_The records:_

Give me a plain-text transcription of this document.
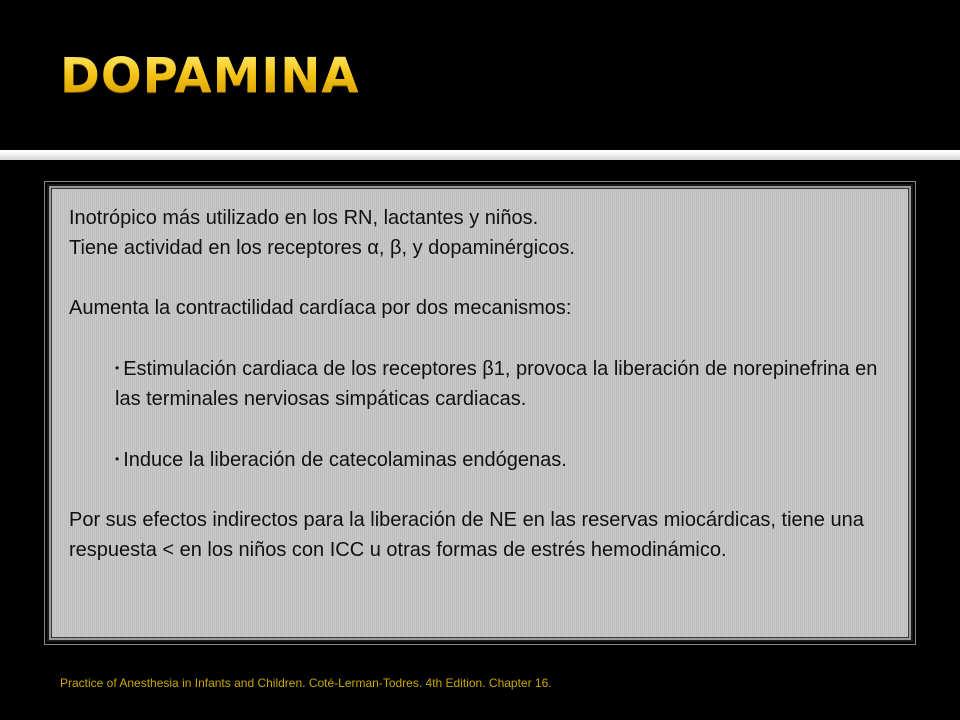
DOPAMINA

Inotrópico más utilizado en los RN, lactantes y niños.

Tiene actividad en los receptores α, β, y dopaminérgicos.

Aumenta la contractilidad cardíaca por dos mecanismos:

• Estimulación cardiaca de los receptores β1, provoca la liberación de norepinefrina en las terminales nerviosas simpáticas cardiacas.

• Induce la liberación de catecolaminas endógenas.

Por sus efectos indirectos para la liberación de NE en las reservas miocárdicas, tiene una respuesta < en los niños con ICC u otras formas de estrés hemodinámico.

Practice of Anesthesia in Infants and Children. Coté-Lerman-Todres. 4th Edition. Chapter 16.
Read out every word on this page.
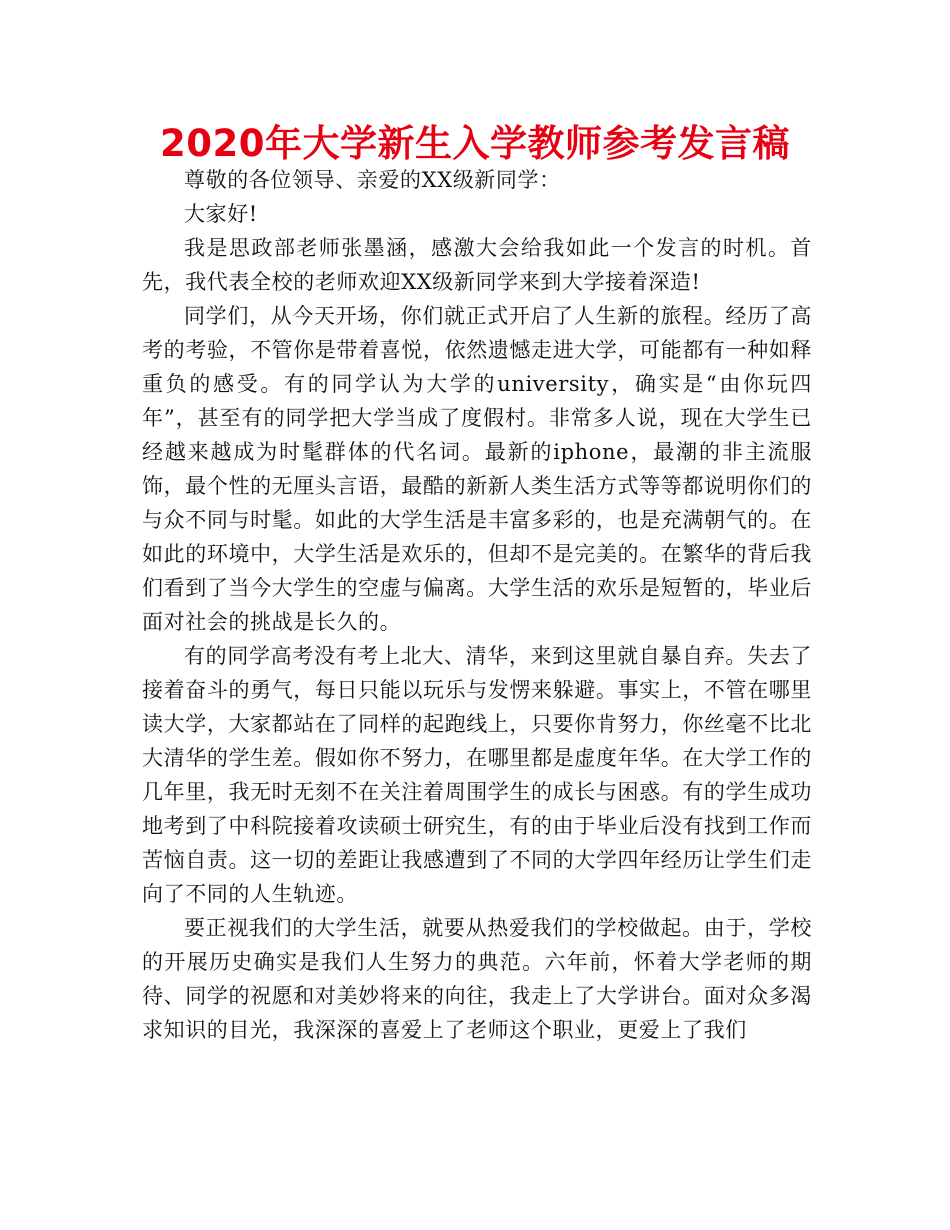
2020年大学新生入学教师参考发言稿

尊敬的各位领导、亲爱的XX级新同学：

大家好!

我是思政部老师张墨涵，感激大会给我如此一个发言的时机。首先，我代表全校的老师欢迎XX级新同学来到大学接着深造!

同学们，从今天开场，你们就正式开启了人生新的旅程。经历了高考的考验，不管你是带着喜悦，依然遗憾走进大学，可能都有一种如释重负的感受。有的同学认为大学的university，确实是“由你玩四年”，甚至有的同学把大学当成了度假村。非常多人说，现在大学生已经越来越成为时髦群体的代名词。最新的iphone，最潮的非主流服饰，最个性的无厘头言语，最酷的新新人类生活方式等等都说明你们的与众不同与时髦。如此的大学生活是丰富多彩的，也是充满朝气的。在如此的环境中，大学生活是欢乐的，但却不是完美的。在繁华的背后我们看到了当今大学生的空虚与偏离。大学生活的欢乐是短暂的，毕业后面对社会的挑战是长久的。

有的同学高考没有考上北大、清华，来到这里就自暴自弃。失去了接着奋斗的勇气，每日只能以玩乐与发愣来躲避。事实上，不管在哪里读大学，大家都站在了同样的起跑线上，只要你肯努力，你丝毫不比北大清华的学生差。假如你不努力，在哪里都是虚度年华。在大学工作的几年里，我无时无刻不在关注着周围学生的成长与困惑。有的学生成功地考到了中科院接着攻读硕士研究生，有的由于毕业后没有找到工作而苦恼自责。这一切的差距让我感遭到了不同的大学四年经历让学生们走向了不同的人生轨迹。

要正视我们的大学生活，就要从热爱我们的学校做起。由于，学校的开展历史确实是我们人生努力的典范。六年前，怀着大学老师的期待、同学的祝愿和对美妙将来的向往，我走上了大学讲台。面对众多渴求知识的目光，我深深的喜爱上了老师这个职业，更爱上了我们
* * *
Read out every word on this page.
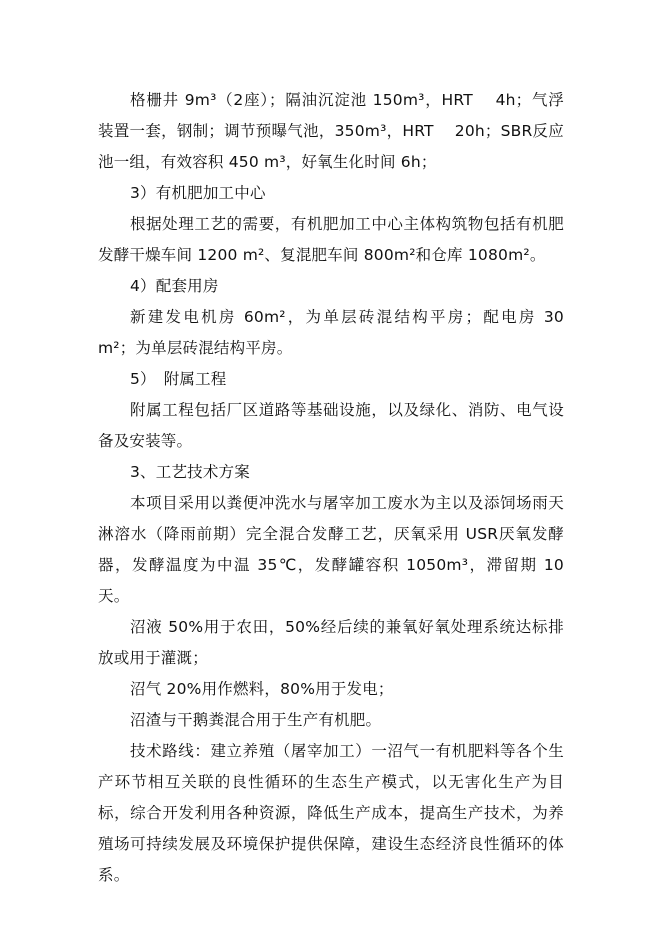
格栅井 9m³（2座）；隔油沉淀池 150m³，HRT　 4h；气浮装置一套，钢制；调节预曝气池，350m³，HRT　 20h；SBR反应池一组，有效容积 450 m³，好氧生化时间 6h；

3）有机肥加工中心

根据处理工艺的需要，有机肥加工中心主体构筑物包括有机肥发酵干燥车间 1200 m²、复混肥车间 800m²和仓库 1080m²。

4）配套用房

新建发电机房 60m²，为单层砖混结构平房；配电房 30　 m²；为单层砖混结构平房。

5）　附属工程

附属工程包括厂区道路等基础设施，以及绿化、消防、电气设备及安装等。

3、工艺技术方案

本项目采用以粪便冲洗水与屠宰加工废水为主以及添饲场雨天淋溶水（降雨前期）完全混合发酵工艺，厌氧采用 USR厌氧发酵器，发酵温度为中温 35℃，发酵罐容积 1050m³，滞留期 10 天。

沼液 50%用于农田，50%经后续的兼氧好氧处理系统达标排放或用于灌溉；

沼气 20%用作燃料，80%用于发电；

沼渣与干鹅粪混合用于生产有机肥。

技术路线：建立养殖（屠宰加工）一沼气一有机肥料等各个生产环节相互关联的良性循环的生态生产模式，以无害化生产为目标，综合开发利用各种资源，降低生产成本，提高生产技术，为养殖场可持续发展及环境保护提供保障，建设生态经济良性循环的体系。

_Problem statement:_
Copy the lines from the entries above in which the word "niños" appears.

_Reply to the exercise:_
Inotrópico más utilizado en los RN, lactantes y niños.
Por sus efectos indirectos para la liberación de NE en las reservas miocárdicas, tiene una respuesta < en los niños con ICC u otras formas de estrés hemodinámico.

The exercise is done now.